== Exercise tasks ==
a) Do these statements agree with the fiction-writing handout? (i) The handout names conflict, crisis and resolution of the conflict as the basic elements of any satisfying story. (ii) According to the handout, good, balanced, healthy people in happy situations make interesting fiction. (iii) The handout limits its three basic elements to stories on a page. For each, answer yes or no and quote the deciding words.
b) Could you reproduce, word for word, the stretch of the fiction-writing handout from "1. Any satisfying" through "Emma (or Clueless)."?

== Document ==
On writing fiction: basic concepts

 

I use some version of this handout when I teach writing. If it’s helpful to you, please let me know.

Write this story. I dare ya.
Write this story. I dare ya. From Via io9 We Come from the Future.*

1. Any satisfying story has three basic elements: conflict, crisis and resolution of the conflict. This is true of stories on a screen or stage or on a page. Think of: Titanic, Romeo & Juliet, Terminator, Moby Dick, Emma (or Clueless).

2. Good, balanced, healthy people in happy situations are sweet, but boring. You want to be related to them, but you do not want them populating the only novel you’ve got to keep you busy on an eight hour flight. They do not make interesting fiction. A problem (conflict) is what makes a story. There’s always SOMETHING in conflict. Two people fall in love, BUT their families object… he’s black and she’s white…she’s old and he’s young….she’s got a PhD and he’s got grease under his fingernails…she’s married…she’s democrat and he’s libertarian…he’s a professional violinist and she’s Deaf. Or she loves him, but she doesn’t figure that out until she’s driven him away.

== Supplied data ==
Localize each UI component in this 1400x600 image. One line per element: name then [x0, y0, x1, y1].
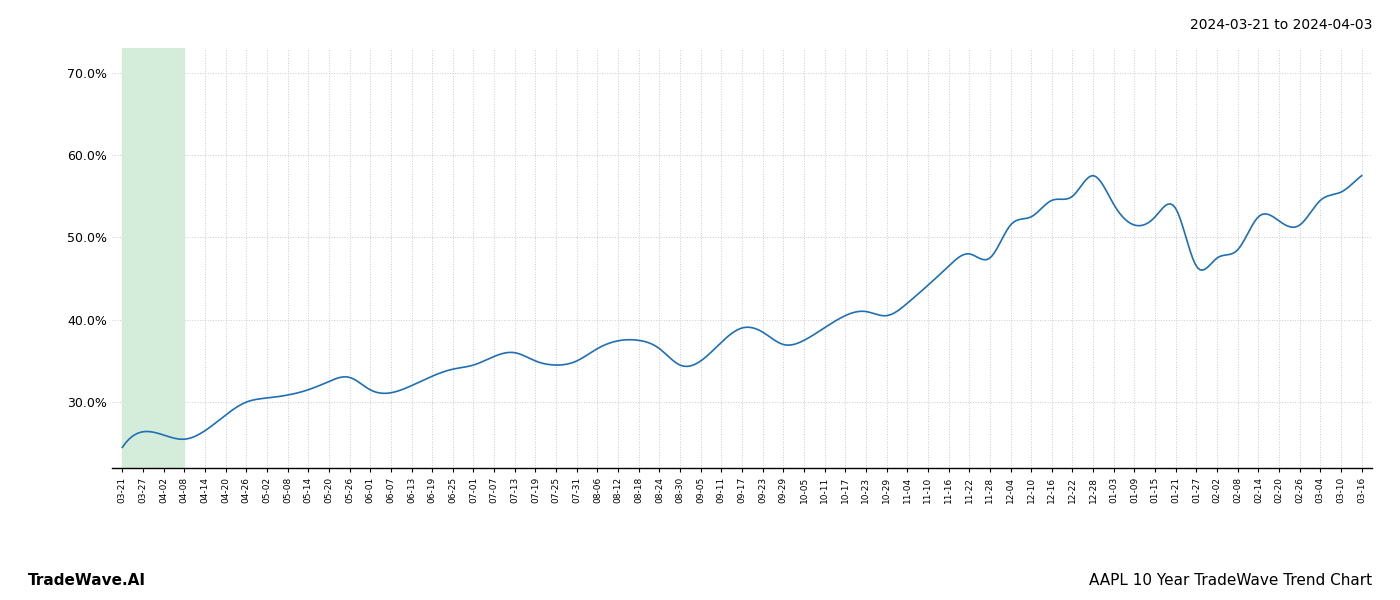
Text: TradeWave.AI: TradeWave.AI	[28, 573, 146, 588]
Bar	[122, 48, 185, 468]
Text: AAPL 10 Year TradeWave Trend Chart: AAPL 10 Year TradeWave Trend Chart	[1089, 573, 1372, 588]
Text: 2024-03-21 to 2024-04-03: 2024-03-21 to 2024-04-03	[1190, 18, 1372, 32]
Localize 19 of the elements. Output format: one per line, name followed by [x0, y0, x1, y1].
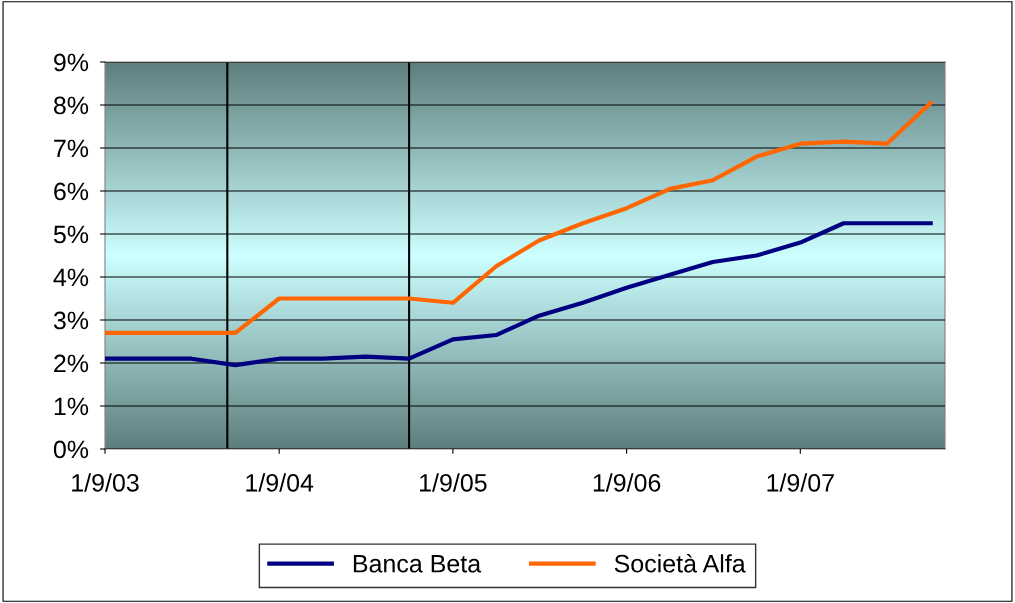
line-series	[105, 221, 933, 368]
x-tick-label: 1/9/03	[72, 473, 139, 492]
y-tick-label: 2%	[54, 354, 89, 373]
y-tick-label: 1%	[54, 397, 89, 416]
y-tick-label: 4%	[53, 268, 89, 287]
y-tick-label: 9%	[54, 53, 89, 72]
x-tick-label: 1/9/05	[420, 473, 487, 492]
y-tick-label: 3%	[53, 311, 89, 330]
y-tick-label: 7%	[54, 139, 89, 158]
y-tick-label: 6%	[54, 182, 89, 201]
x-tick-label: 1/9/06	[593, 473, 661, 492]
line-series	[105, 100, 933, 335]
x-tick-label: 1/9/07	[767, 473, 834, 492]
y-tick-label: 0%	[53, 440, 89, 459]
y-tick-label: 5%	[53, 225, 89, 244]
legend-label: Società Alfa	[614, 553, 746, 573]
legend-label: Banca Beta	[353, 555, 482, 573]
y-tick-label: 8%	[53, 96, 89, 115]
x-tick-label: 1/9/04	[246, 473, 314, 492]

== Full answers ==
a)
(i) Yes: "Any satisfying story has three basic elements: conflict, crisis and resolution of the conflict."
(ii) No: "They do not make interesting fiction."
(iii) No: "This is true of stories on a screen or stage or on a page."

b)
1. Any satisfying story has three basic elements: conflict, crisis and resolution of the conflict. This is true of stories on a screen or stage or on a page. Think of: Titanic, Romeo & Juliet, Terminator, Moby Dick, Emma (or Clueless).